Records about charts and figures
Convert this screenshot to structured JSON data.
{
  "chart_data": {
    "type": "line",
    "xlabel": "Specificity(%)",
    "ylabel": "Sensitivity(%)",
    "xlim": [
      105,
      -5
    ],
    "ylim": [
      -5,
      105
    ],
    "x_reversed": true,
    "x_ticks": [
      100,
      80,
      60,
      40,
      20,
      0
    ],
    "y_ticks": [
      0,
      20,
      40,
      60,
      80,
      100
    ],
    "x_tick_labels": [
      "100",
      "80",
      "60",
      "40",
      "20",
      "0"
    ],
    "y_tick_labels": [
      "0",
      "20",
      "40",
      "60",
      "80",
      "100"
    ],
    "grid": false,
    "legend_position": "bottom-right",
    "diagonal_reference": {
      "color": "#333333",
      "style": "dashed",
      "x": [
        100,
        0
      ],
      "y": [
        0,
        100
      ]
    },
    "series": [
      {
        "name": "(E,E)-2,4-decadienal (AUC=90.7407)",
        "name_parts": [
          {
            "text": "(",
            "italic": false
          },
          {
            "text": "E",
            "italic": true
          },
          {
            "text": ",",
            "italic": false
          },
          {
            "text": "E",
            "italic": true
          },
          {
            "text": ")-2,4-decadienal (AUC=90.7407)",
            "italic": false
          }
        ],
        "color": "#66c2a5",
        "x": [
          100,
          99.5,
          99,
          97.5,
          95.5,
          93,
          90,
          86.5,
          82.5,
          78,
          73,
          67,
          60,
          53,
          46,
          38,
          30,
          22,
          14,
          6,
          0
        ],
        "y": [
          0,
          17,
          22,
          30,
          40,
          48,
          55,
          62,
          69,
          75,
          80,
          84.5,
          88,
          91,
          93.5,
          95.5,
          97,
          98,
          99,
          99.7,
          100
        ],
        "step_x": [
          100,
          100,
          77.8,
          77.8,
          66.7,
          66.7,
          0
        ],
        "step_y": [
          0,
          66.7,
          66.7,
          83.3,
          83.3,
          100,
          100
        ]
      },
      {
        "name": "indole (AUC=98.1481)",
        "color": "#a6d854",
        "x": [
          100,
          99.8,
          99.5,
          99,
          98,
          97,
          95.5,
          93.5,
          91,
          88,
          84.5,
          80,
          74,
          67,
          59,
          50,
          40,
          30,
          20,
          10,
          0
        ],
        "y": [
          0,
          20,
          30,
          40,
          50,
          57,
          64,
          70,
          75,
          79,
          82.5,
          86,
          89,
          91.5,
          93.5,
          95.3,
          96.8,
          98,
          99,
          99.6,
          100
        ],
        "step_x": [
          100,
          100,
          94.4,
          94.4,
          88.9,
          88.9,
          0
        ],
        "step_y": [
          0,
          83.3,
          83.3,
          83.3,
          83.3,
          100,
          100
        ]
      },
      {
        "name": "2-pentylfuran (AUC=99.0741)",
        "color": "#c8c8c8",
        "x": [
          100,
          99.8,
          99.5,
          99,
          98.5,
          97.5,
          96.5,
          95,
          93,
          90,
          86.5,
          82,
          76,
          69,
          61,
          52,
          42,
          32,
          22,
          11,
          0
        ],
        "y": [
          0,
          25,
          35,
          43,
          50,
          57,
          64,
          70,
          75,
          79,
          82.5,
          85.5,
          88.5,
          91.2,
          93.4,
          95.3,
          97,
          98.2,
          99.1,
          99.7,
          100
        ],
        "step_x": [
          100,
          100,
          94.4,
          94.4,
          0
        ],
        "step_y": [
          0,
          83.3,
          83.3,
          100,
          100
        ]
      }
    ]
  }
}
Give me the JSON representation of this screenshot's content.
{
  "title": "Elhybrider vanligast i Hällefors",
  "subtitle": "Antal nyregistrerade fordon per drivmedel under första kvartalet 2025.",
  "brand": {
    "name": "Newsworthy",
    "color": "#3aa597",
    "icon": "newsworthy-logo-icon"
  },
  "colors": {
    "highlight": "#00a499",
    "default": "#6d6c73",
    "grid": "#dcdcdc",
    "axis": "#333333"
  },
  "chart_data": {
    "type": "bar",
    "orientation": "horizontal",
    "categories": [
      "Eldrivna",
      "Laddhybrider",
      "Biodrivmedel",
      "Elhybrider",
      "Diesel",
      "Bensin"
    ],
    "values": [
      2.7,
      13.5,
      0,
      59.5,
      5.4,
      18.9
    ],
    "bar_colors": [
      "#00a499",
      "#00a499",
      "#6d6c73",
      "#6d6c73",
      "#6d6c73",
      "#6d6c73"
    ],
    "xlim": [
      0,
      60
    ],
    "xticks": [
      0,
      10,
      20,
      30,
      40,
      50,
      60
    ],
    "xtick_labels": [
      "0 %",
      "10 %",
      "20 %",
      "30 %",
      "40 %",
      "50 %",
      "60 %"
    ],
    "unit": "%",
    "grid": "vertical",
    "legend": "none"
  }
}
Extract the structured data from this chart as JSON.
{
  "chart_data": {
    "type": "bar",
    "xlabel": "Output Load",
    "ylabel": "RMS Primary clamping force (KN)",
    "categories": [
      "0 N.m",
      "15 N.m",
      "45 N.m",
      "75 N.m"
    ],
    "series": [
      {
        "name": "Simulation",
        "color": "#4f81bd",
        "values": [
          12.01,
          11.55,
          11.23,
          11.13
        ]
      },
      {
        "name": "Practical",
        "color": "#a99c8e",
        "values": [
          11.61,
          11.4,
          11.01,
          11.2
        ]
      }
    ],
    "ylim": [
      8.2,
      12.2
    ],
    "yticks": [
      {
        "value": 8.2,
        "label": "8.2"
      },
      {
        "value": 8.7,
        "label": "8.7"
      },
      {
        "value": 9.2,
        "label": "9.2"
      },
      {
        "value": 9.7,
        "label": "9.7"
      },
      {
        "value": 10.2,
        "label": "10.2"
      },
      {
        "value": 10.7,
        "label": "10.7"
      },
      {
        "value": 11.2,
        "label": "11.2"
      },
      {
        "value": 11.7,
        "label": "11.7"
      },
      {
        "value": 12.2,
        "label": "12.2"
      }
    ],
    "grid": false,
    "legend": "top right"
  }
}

> _SHORT PROBLEM_: Show each line holding the word "structured".

> _OUTPUT OF THE EXERCISE_:
Convert this screenshot to structured JSON data.
Extract the structured data from this chart as JSON.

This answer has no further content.